THE EXERCISE: Below are some records; retype all of them exactly.

RECORDS FOR THIS EXERCISE:

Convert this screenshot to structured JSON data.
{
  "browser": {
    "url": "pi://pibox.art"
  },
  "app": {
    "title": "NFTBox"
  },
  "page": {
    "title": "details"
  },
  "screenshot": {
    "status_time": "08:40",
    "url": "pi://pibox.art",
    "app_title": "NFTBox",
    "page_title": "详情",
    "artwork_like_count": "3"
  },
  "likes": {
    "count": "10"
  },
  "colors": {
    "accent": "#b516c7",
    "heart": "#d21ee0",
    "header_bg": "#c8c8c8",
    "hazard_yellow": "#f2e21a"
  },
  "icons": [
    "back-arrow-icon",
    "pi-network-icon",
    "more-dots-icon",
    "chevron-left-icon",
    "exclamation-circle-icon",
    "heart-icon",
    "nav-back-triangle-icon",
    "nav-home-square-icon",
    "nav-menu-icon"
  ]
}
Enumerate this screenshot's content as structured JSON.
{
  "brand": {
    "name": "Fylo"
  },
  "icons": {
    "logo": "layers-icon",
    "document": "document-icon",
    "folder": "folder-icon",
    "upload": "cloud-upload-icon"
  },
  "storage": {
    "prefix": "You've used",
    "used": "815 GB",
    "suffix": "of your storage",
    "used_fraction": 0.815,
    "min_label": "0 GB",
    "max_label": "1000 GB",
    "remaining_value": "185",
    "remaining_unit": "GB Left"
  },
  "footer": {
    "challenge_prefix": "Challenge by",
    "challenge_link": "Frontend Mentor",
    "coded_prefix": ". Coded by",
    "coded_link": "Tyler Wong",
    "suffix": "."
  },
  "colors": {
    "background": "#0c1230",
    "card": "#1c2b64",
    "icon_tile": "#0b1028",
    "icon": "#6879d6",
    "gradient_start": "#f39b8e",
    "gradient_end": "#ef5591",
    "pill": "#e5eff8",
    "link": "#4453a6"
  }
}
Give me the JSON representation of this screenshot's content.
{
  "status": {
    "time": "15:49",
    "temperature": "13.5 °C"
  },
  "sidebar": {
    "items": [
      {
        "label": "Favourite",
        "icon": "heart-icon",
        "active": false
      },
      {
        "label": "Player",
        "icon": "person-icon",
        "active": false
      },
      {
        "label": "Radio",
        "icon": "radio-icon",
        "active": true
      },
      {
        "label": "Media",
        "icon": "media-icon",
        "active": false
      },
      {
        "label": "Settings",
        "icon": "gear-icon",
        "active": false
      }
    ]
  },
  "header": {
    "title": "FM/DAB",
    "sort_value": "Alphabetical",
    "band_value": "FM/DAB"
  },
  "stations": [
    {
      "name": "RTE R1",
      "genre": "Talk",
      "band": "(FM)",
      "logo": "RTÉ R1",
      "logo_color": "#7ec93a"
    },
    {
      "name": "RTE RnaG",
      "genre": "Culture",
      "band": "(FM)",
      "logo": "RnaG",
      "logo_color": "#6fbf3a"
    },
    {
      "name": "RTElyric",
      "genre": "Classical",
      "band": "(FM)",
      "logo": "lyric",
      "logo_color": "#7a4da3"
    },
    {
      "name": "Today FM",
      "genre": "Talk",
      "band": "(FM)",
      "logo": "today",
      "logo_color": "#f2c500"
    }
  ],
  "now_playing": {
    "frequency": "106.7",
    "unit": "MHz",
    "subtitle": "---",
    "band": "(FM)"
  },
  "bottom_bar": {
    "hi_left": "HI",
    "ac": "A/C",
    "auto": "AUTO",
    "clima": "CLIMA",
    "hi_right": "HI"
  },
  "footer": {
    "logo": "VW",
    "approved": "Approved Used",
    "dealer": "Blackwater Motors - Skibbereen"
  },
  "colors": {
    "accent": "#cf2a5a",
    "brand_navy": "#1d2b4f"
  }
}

EXERCISE OUTPUT:
Convert this screenshot to structured JSON data.
{
  "browser": {
    "url": "pi://pibox.art"
  },
  "app": {
    "title": "NFTBox"
  },
  "page": {
    "title": "details"
  },
  "screenshot": {
    "status_time": "08:40",
    "url": "pi://pibox.art",
    "app_title": "NFTBox",
    "page_title": "详情",
    "artwork_like_count": "3"
  },
  "likes": {
    "count": "10"
  },
  "colors": {
    "accent": "#b516c7",
    "heart": "#d21ee0",
    "header_bg": "#c8c8c8",
    "hazard_yellow": "#f2e21a"
  },
  "icons": [
    "back-arrow-icon",
    "pi-network-icon",
    "more-dots-icon",
    "chevron-left-icon",
    "exclamation-circle-icon",
    "heart-icon",
    "nav-back-triangle-icon",
    "nav-home-square-icon",
    "nav-menu-icon"
  ]
}
Enumerate this screenshot's content as structured JSON.
{
  "brand": {
    "name": "Fylo"
  },
  "icons": {
    "logo": "layers-icon",
    "document": "document-icon",
    "folder": "folder-icon",
    "upload": "cloud-upload-icon"
  },
  "storage": {
    "prefix": "You've used",
    "used": "815 GB",
    "suffix": "of your storage",
    "used_fraction": 0.815,
    "min_label": "0 GB",
    "max_label": "1000 GB",
    "remaining_value": "185",
    "remaining_unit": "GB Left"
  },
  "footer": {
    "challenge_prefix": "Challenge by",
    "challenge_link": "Frontend Mentor",
    "coded_prefix": ". Coded by",
    "coded_link": "Tyler Wong",
    "suffix": "."
  },
  "colors": {
    "background": "#0c1230",
    "card": "#1c2b64",
    "icon_tile": "#0b1028",
    "icon": "#6879d6",
    "gradient_start": "#f39b8e",
    "gradient_end": "#ef5591",
    "pill": "#e5eff8",
    "link": "#4453a6"
  }
}
Give me the JSON representation of this screenshot's content.
{
  "status": {
    "time": "15:49",
    "temperature": "13.5 °C"
  },
  "sidebar": {
    "items": [
      {
        "label": "Favourite",
        "icon": "heart-icon",
        "active": false
      },
      {
        "label": "Player",
        "icon": "person-icon",
        "active": false
      },
      {
        "label": "Radio",
        "icon": "radio-icon",
        "active": true
      },
      {
        "label": "Media",
        "icon": "media-icon",
        "active": false
      },
      {
        "label": "Settings",
        "icon": "gear-icon",
        "active": false
      }
    ]
  },
  "header": {
    "title": "FM/DAB",
    "sort_value": "Alphabetical",
    "band_value": "FM/DAB"
  },
  "stations": [
    {
      "name": "RTE R1",
      "genre": "Talk",
      "band": "(FM)",
      "logo": "RTÉ R1",
      "logo_color": "#7ec93a"
    },
    {
      "name": "RTE RnaG",
      "genre": "Culture",
      "band": "(FM)",
      "logo": "RnaG",
      "logo_color": "#6fbf3a"
    },
    {
      "name": "RTElyric",
      "genre": "Classical",
      "band": "(FM)",
      "logo": "lyric",
      "logo_color": "#7a4da3"
    },
    {
      "name": "Today FM",
      "genre": "Talk",
      "band": "(FM)",
      "logo": "today",
      "logo_color": "#f2c500"
    }
  ],
  "now_playing": {
    "frequency": "106.7",
    "unit": "MHz",
    "subtitle": "---",
    "band": "(FM)"
  },
  "bottom_bar": {
    "hi_left": "HI",
    "ac": "A/C",
    "auto": "AUTO",
    "clima": "CLIMA",
    "hi_right": "HI"
  },
  "footer": {
    "logo": "VW",
    "approved": "Approved Used",
    "dealer": "Blackwater Motors - Skibbereen"
  },
  "colors": {
    "accent": "#cf2a5a",
    "brand_navy": "#1d2b4f"
  }
}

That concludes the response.